* _Given exercise_: The records below must be duplicated exactly, character for character.

Start of Material for this exercise

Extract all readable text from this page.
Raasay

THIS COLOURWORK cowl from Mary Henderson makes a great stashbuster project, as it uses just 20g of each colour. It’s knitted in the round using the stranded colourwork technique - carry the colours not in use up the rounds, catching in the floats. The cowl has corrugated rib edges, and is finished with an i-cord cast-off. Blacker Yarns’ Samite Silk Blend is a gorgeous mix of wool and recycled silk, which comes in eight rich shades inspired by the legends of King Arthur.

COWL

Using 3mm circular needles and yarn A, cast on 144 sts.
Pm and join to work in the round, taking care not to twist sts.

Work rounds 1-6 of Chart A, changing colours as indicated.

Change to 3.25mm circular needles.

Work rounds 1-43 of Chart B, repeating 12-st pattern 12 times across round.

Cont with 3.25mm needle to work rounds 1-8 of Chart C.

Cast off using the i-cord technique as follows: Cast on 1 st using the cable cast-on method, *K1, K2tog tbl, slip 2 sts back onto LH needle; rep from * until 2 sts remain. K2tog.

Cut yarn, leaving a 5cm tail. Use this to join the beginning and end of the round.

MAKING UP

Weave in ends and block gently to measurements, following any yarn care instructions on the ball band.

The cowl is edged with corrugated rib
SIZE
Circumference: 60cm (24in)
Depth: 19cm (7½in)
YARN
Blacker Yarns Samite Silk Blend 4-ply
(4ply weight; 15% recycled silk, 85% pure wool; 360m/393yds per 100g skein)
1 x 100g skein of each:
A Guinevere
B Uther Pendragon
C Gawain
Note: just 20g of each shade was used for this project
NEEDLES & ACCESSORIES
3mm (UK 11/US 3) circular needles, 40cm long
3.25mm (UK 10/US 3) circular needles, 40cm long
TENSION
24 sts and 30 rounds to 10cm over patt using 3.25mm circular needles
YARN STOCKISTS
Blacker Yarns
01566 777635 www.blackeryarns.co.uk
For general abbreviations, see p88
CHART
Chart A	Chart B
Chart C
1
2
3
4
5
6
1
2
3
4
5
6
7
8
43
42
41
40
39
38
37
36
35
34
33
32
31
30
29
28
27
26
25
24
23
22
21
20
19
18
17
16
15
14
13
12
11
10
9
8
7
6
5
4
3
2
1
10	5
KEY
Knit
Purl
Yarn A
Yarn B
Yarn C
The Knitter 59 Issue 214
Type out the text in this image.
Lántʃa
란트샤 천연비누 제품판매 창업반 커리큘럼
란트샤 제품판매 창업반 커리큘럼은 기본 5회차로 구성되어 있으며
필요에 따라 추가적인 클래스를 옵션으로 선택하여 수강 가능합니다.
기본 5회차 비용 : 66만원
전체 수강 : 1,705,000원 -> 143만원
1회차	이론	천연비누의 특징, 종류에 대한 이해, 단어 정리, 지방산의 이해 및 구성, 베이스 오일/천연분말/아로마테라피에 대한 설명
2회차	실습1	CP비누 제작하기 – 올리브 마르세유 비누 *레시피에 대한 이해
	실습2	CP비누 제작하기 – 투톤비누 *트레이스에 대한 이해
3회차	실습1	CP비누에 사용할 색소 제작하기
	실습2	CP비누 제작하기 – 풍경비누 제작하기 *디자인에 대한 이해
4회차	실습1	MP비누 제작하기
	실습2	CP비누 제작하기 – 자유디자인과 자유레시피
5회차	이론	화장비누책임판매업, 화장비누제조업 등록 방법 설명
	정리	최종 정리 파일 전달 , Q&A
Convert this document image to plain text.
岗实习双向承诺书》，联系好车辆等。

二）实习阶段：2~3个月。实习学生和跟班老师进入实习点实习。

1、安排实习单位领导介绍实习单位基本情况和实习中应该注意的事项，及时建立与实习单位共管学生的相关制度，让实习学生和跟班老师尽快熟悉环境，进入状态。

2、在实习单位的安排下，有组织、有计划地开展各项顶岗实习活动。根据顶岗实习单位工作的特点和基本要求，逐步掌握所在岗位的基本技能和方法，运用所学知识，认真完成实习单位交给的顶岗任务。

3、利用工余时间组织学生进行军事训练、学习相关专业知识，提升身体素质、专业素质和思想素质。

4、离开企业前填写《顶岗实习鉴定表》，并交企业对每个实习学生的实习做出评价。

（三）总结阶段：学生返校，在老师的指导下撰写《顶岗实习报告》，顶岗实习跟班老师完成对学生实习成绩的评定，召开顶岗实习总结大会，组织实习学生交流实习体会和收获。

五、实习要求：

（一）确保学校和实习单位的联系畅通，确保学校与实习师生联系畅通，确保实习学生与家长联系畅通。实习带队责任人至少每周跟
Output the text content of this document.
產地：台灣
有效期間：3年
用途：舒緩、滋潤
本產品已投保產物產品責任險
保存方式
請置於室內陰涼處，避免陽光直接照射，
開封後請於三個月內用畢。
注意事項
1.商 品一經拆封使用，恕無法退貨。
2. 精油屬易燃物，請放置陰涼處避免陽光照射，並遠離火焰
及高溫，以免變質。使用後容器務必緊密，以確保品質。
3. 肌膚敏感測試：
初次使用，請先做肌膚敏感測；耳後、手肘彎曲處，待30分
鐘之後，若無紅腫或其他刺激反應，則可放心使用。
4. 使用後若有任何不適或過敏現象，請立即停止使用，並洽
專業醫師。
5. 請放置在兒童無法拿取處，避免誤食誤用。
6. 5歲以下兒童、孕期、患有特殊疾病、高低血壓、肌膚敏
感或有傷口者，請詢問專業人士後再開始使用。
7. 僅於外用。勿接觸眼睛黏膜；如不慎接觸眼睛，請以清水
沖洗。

End of Material for this exercise

* _Response to this task_:
Extract all readable text from this page.
Raasay

THIS COLOURWORK cowl from Mary Henderson makes a great stashbuster project, as it uses just 20g of each colour. It’s knitted in the round using the stranded colourwork technique - carry the colours not in use up the rounds, catching in the floats. The cowl has corrugated rib edges, and is finished with an i-cord cast-off. Blacker Yarns’ Samite Silk Blend is a gorgeous mix of wool and recycled silk, which comes in eight rich shades inspired by the legends of King Arthur.

COWL

Using 3mm circular needles and yarn A, cast on 144 sts.
Pm and join to work in the round, taking care not to twist sts.

Work rounds 1-6 of Chart A, changing colours as indicated.

Change to 3.25mm circular needles.

Work rounds 1-43 of Chart B, repeating 12-st pattern 12 times across round.

Cont with 3.25mm needle to work rounds 1-8 of Chart C.

Cast off using the i-cord technique as follows: Cast on 1 st using the cable cast-on method, *K1, K2tog tbl, slip 2 sts back onto LH needle; rep from * until 2 sts remain. K2tog.

Cut yarn, leaving a 5cm tail. Use this to join the beginning and end of the round.

MAKING UP

Weave in ends and block gently to measurements, following any yarn care instructions on the ball band.

The cowl is edged with corrugated rib
SIZE
Circumference: 60cm (24in)
Depth: 19cm (7½in)
YARN
Blacker Yarns Samite Silk Blend 4-ply
(4ply weight; 15% recycled silk, 85% pure wool; 360m/393yds per 100g skein)
1 x 100g skein of each:
A Guinevere
B Uther Pendragon
C Gawain
Note: just 20g of each shade was used for this project
NEEDLES & ACCESSORIES
3mm (UK 11/US 3) circular needles, 40cm long
3.25mm (UK 10/US 3) circular needles, 40cm long
TENSION
24 sts and 30 rounds to 10cm over patt using 3.25mm circular needles
YARN STOCKISTS
Blacker Yarns
01566 777635 www.blackeryarns.co.uk
For general abbreviations, see p88
CHART
Chart A	Chart B
Chart C
1
2
3
4
5
6
1
2
3
4
5
6
7
8
43
42
41
40
39
38
37
36
35
34
33
32
31
30
29
28
27
26
25
24
23
22
21
20
19
18
17
16
15
14
13
12
11
10
9
8
7
6
5
4
3
2
1
10	5
KEY
Knit
Purl
Yarn A
Yarn B
Yarn C
The Knitter 59 Issue 214
Type out the text in this image.
Lántʃa
란트샤 천연비누 제품판매 창업반 커리큘럼
란트샤 제품판매 창업반 커리큘럼은 기본 5회차로 구성되어 있으며
필요에 따라 추가적인 클래스를 옵션으로 선택하여 수강 가능합니다.
기본 5회차 비용 : 66만원
전체 수강 : 1,705,000원 -> 143만원
1회차	이론	천연비누의 특징, 종류에 대한 이해, 단어 정리, 지방산의 이해 및 구성, 베이스 오일/천연분말/아로마테라피에 대한 설명
2회차	실습1	CP비누 제작하기 – 올리브 마르세유 비누 *레시피에 대한 이해
	실습2	CP비누 제작하기 – 투톤비누 *트레이스에 대한 이해
3회차	실습1	CP비누에 사용할 색소 제작하기
	실습2	CP비누 제작하기 – 풍경비누 제작하기 *디자인에 대한 이해
4회차	실습1	MP비누 제작하기
	실습2	CP비누 제작하기 – 자유디자인과 자유레시피
5회차	이론	화장비누책임판매업, 화장비누제조업 등록 방법 설명
	정리	최종 정리 파일 전달 , Q&A
Convert this document image to plain text.
岗实习双向承诺书》，联系好车辆等。

二）实习阶段：2~3个月。实习学生和跟班老师进入实习点实习。

1、安排实习单位领导介绍实习单位基本情况和实习中应该注意的事项，及时建立与实习单位共管学生的相关制度，让实习学生和跟班老师尽快熟悉环境，进入状态。

2、在实习单位的安排下，有组织、有计划地开展各项顶岗实习活动。根据顶岗实习单位工作的特点和基本要求，逐步掌握所在岗位的基本技能和方法，运用所学知识，认真完成实习单位交给的顶岗任务。

3、利用工余时间组织学生进行军事训练、学习相关专业知识，提升身体素质、专业素质和思想素质。

4、离开企业前填写《顶岗实习鉴定表》，并交企业对每个实习学生的实习做出评价。

（三）总结阶段：学生返校，在老师的指导下撰写《顶岗实习报告》，顶岗实习跟班老师完成对学生实习成绩的评定，召开顶岗实习总结大会，组织实习学生交流实习体会和收获。

五、实习要求：

（一）确保学校和实习单位的联系畅通，确保学校与实习师生联系畅通，确保实习学生与家长联系畅通。实习带队责任人至少每周跟
Output the text content of this document.
產地：台灣
有效期間：3年
用途：舒緩、滋潤
本產品已投保產物產品責任險
保存方式
請置於室內陰涼處，避免陽光直接照射，
開封後請於三個月內用畢。
注意事項
1.商 品一經拆封使用，恕無法退貨。
2. 精油屬易燃物，請放置陰涼處避免陽光照射，並遠離火焰
及高溫，以免變質。使用後容器務必緊密，以確保品質。
3. 肌膚敏感測試：
初次使用，請先做肌膚敏感測；耳後、手肘彎曲處，待30分
鐘之後，若無紅腫或其他刺激反應，則可放心使用。
4. 使用後若有任何不適或過敏現象，請立即停止使用，並洽
專業醫師。
5. 請放置在兒童無法拿取處，避免誤食誤用。
6. 5歲以下兒童、孕期、患有特殊疾病、高低血壓、肌膚敏
感或有傷口者，請詢問專業人士後再開始使用。
7. 僅於外用。勿接觸眼睛黏膜；如不慎接觸眼睛，請以清水
沖洗。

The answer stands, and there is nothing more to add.